■ What the task asks
Could you write out the records below exactly as they appear, leaving out any pictures?
## start Records provided
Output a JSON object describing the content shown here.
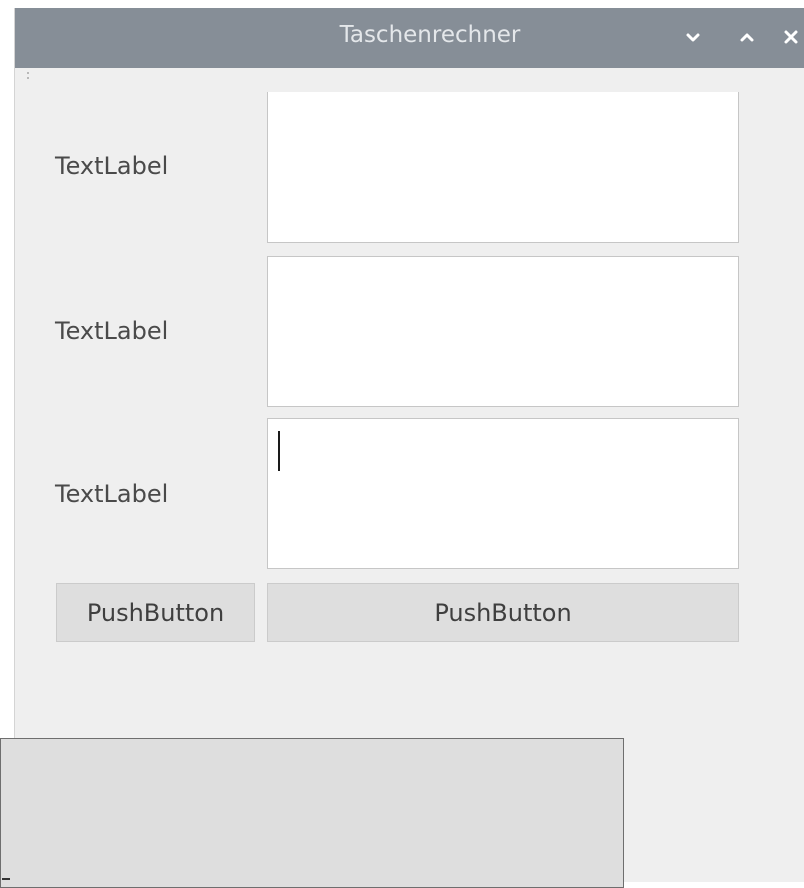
{
  "window": {
    "title": "Taschenrechner"
  },
  "titlebar_icons": {
    "minimize": "chevron-down-icon",
    "maximize": "chevron-up-icon",
    "close": "close-icon"
  },
  "form": {
    "rows": [
      {
        "label": "TextLabel",
        "value": ""
      },
      {
        "label": "TextLabel",
        "value": ""
      },
      {
        "label": "TextLabel",
        "value": ""
      }
    ],
    "buttons": {
      "left": "PushButton",
      "right": "PushButton"
    }
  },
  "colors": {
    "titlebar": "#868e97",
    "window_bg": "#efefef",
    "button_bg": "#dedede",
    "field_bg": "#ffffff"
  }
}
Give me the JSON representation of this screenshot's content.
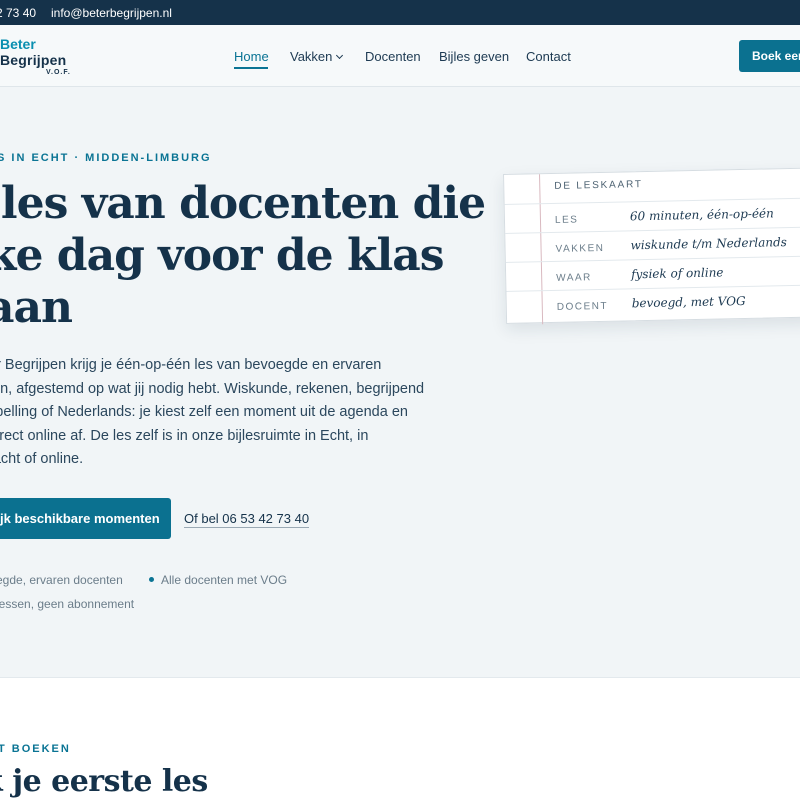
## end Records provided
■ Final result
Output a JSON object describing the content shown here.
{
  "window": {
    "title": "Taschenrechner"
  },
  "titlebar_icons": {
    "minimize": "chevron-down-icon",
    "maximize": "chevron-up-icon",
    "close": "close-icon"
  },
  "form": {
    "rows": [
      {
        "label": "TextLabel",
        "value": ""
      },
      {
        "label": "TextLabel",
        "value": ""
      },
      {
        "label": "TextLabel",
        "value": ""
      }
    ],
    "buttons": {
      "left": "PushButton",
      "right": "PushButton"
    }
  },
  "colors": {
    "titlebar": "#868e97",
    "window_bg": "#efefef",
    "button_bg": "#dedede",
    "field_bg": "#ffffff"
  }
}
Give me the JSON representation of this screenshot's content.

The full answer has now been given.